**Task description:** Copy all the entries below exactly, but not the pictures.

====

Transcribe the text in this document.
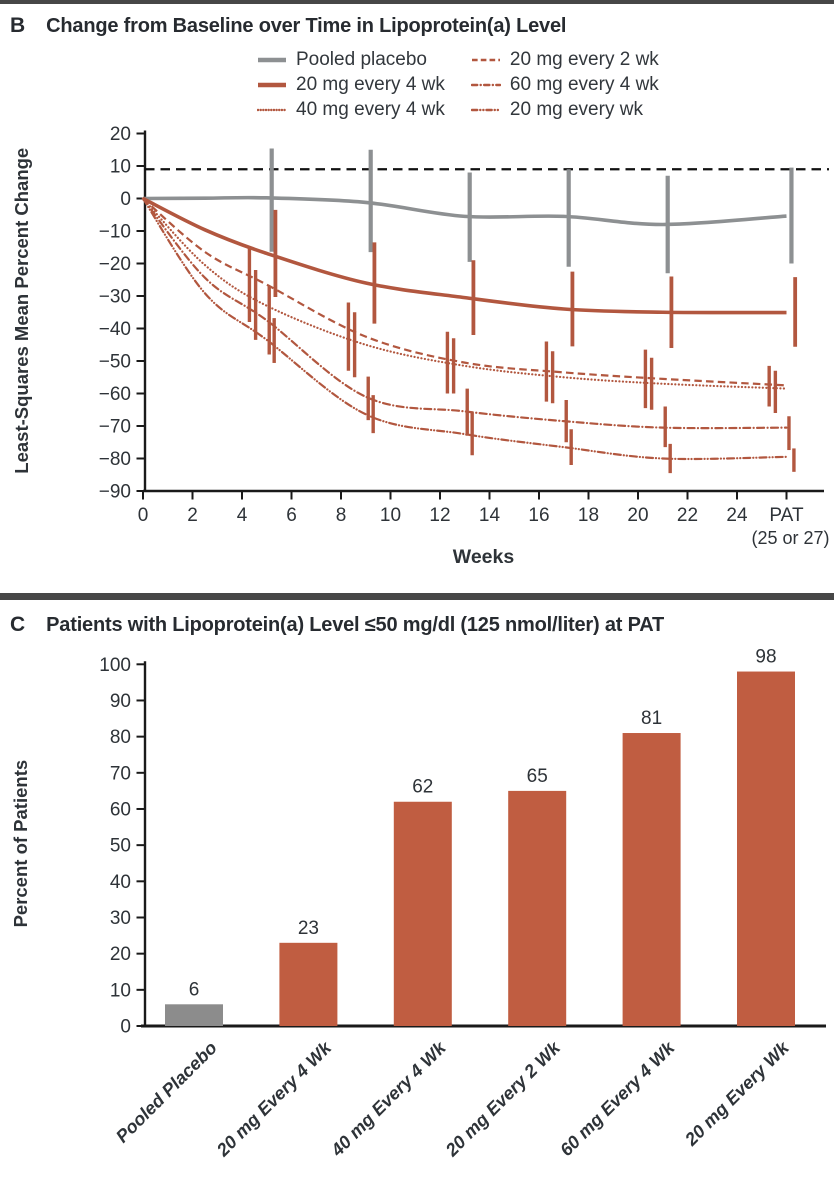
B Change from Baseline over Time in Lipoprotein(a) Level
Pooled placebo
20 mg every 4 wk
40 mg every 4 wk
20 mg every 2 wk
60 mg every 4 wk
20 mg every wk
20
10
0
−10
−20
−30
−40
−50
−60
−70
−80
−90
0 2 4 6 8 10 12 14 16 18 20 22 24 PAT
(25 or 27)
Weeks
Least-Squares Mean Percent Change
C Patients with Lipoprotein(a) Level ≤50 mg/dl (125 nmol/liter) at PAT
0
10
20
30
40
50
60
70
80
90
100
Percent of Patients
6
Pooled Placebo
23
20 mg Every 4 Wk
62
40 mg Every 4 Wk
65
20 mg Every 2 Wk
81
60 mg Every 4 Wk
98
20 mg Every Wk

====

**Exercise answer:**
Transcribe the text in this document.
B Change from Baseline over Time in Lipoprotein(a) Level
Pooled placebo
20 mg every 4 wk
40 mg every 4 wk
20 mg every 2 wk
60 mg every 4 wk
20 mg every wk
20
10
0
−10
−20
−30
−40
−50
−60
−70
−80
−90
0 2 4 6 8 10 12 14 16 18 20 22 24 PAT
(25 or 27)
Weeks
Least-Squares Mean Percent Change
C Patients with Lipoprotein(a) Level ≤50 mg/dl (125 nmol/liter) at PAT
0
10
20
30
40
50
60
70
80
90
100
Percent of Patients
6
Pooled Placebo
23
20 mg Every 4 Wk
62
40 mg Every 4 Wk
65
20 mg Every 2 Wk
81
60 mg Every 4 Wk
98
20 mg Every Wk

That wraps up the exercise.